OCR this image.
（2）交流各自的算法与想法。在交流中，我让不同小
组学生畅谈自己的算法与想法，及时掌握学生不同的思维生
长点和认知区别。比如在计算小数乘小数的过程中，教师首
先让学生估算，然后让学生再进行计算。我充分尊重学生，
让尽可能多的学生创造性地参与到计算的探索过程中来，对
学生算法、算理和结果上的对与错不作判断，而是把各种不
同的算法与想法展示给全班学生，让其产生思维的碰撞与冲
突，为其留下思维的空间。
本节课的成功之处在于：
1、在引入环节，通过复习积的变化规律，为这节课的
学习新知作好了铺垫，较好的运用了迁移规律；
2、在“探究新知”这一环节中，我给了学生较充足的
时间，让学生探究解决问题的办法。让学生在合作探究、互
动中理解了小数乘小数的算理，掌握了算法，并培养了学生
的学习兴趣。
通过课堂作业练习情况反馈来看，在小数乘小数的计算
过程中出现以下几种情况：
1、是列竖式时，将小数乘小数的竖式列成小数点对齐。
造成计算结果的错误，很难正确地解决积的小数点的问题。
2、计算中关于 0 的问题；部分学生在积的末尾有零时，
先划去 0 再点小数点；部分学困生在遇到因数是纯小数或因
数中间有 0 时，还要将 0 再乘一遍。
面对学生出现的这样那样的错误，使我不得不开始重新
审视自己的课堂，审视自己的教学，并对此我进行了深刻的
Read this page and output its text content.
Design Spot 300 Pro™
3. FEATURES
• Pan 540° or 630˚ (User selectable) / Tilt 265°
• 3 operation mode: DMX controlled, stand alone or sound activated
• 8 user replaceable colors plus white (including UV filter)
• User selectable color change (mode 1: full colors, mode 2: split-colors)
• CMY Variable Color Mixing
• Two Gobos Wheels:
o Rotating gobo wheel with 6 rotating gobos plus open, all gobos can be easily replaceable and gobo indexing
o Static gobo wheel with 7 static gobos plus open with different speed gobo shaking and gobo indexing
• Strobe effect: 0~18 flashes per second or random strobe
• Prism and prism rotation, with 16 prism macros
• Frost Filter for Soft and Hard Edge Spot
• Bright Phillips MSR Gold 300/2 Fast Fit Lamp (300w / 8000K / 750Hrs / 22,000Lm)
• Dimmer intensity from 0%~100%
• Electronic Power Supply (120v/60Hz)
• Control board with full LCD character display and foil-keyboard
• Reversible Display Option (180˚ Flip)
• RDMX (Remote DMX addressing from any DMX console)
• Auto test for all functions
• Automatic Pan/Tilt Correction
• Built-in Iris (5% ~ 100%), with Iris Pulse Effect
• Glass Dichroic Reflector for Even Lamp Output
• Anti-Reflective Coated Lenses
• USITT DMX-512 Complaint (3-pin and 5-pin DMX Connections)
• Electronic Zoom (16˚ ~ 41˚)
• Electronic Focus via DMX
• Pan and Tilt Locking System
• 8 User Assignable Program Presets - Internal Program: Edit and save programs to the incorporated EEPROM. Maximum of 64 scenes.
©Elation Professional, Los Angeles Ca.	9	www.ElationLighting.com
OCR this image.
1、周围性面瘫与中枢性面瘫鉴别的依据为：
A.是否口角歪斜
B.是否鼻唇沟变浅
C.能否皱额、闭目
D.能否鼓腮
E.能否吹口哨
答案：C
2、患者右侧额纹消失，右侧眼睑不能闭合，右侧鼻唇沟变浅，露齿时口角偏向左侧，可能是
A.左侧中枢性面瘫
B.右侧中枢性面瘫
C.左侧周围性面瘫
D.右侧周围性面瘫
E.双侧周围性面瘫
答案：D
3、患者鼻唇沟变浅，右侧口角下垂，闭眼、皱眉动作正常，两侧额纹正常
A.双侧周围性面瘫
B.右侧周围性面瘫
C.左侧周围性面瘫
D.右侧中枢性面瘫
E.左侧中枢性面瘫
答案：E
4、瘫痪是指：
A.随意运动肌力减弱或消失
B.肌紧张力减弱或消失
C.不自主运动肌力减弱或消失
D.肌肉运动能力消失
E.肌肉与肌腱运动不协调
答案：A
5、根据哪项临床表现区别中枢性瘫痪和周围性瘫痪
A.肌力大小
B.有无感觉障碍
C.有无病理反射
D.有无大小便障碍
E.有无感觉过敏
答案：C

- - - - - - -

REQUEST: Set down the listing above in full, please, exactly as it appears.

EXERCISE ANSWER:
OCR this image.
（2）交流各自的算法与想法。在交流中，我让不同小
组学生畅谈自己的算法与想法，及时掌握学生不同的思维生
长点和认知区别。比如在计算小数乘小数的过程中，教师首
先让学生估算，然后让学生再进行计算。我充分尊重学生，
让尽可能多的学生创造性地参与到计算的探索过程中来，对
学生算法、算理和结果上的对与错不作判断，而是把各种不
同的算法与想法展示给全班学生，让其产生思维的碰撞与冲
突，为其留下思维的空间。
本节课的成功之处在于：
1、在引入环节，通过复习积的变化规律，为这节课的
学习新知作好了铺垫，较好的运用了迁移规律；
2、在“探究新知”这一环节中，我给了学生较充足的
时间，让学生探究解决问题的办法。让学生在合作探究、互
动中理解了小数乘小数的算理，掌握了算法，并培养了学生
的学习兴趣。
通过课堂作业练习情况反馈来看，在小数乘小数的计算
过程中出现以下几种情况：
1、是列竖式时，将小数乘小数的竖式列成小数点对齐。
造成计算结果的错误，很难正确地解决积的小数点的问题。
2、计算中关于 0 的问题；部分学生在积的末尾有零时，
先划去 0 再点小数点；部分学困生在遇到因数是纯小数或因
数中间有 0 时，还要将 0 再乘一遍。
面对学生出现的这样那样的错误，使我不得不开始重新
审视自己的课堂，审视自己的教学，并对此我进行了深刻的
Read this page and output its text content.
Design Spot 300 Pro™
3. FEATURES
• Pan 540° or 630˚ (User selectable) / Tilt 265°
• 3 operation mode: DMX controlled, stand alone or sound activated
• 8 user replaceable colors plus white (including UV filter)
• User selectable color change (mode 1: full colors, mode 2: split-colors)
• CMY Variable Color Mixing
• Two Gobos Wheels:
o Rotating gobo wheel with 6 rotating gobos plus open, all gobos can be easily replaceable and gobo indexing
o Static gobo wheel with 7 static gobos plus open with different speed gobo shaking and gobo indexing
• Strobe effect: 0~18 flashes per second or random strobe
• Prism and prism rotation, with 16 prism macros
• Frost Filter for Soft and Hard Edge Spot
• Bright Phillips MSR Gold 300/2 Fast Fit Lamp (300w / 8000K / 750Hrs / 22,000Lm)
• Dimmer intensity from 0%~100%
• Electronic Power Supply (120v/60Hz)
• Control board with full LCD character display and foil-keyboard
• Reversible Display Option (180˚ Flip)
• RDMX (Remote DMX addressing from any DMX console)
• Auto test for all functions
• Automatic Pan/Tilt Correction
• Built-in Iris (5% ~ 100%), with Iris Pulse Effect
• Glass Dichroic Reflector for Even Lamp Output
• Anti-Reflective Coated Lenses
• USITT DMX-512 Complaint (3-pin and 5-pin DMX Connections)
• Electronic Zoom (16˚ ~ 41˚)
• Electronic Focus via DMX
• Pan and Tilt Locking System
• 8 User Assignable Program Presets - Internal Program: Edit and save programs to the incorporated EEPROM. Maximum of 64 scenes.
©Elation Professional, Los Angeles Ca.	9	www.ElationLighting.com
OCR this image.
1、周围性面瘫与中枢性面瘫鉴别的依据为：
A.是否口角歪斜
B.是否鼻唇沟变浅
C.能否皱额、闭目
D.能否鼓腮
E.能否吹口哨
答案：C
2、患者右侧额纹消失，右侧眼睑不能闭合，右侧鼻唇沟变浅，露齿时口角偏向左侧，可能是
A.左侧中枢性面瘫
B.右侧中枢性面瘫
C.左侧周围性面瘫
D.右侧周围性面瘫
E.双侧周围性面瘫
答案：D
3、患者鼻唇沟变浅，右侧口角下垂，闭眼、皱眉动作正常，两侧额纹正常
A.双侧周围性面瘫
B.右侧周围性面瘫
C.左侧周围性面瘫
D.右侧中枢性面瘫
E.左侧中枢性面瘫
答案：E
4、瘫痪是指：
A.随意运动肌力减弱或消失
B.肌紧张力减弱或消失
C.不自主运动肌力减弱或消失
D.肌肉运动能力消失
E.肌肉与肌腱运动不协调
答案：A
5、根据哪项临床表现区别中枢性瘫痪和周围性瘫痪
A.肌力大小
B.有无感觉障碍
C.有无病理反射
D.有无大小便障碍
E.有无感觉过敏
答案：C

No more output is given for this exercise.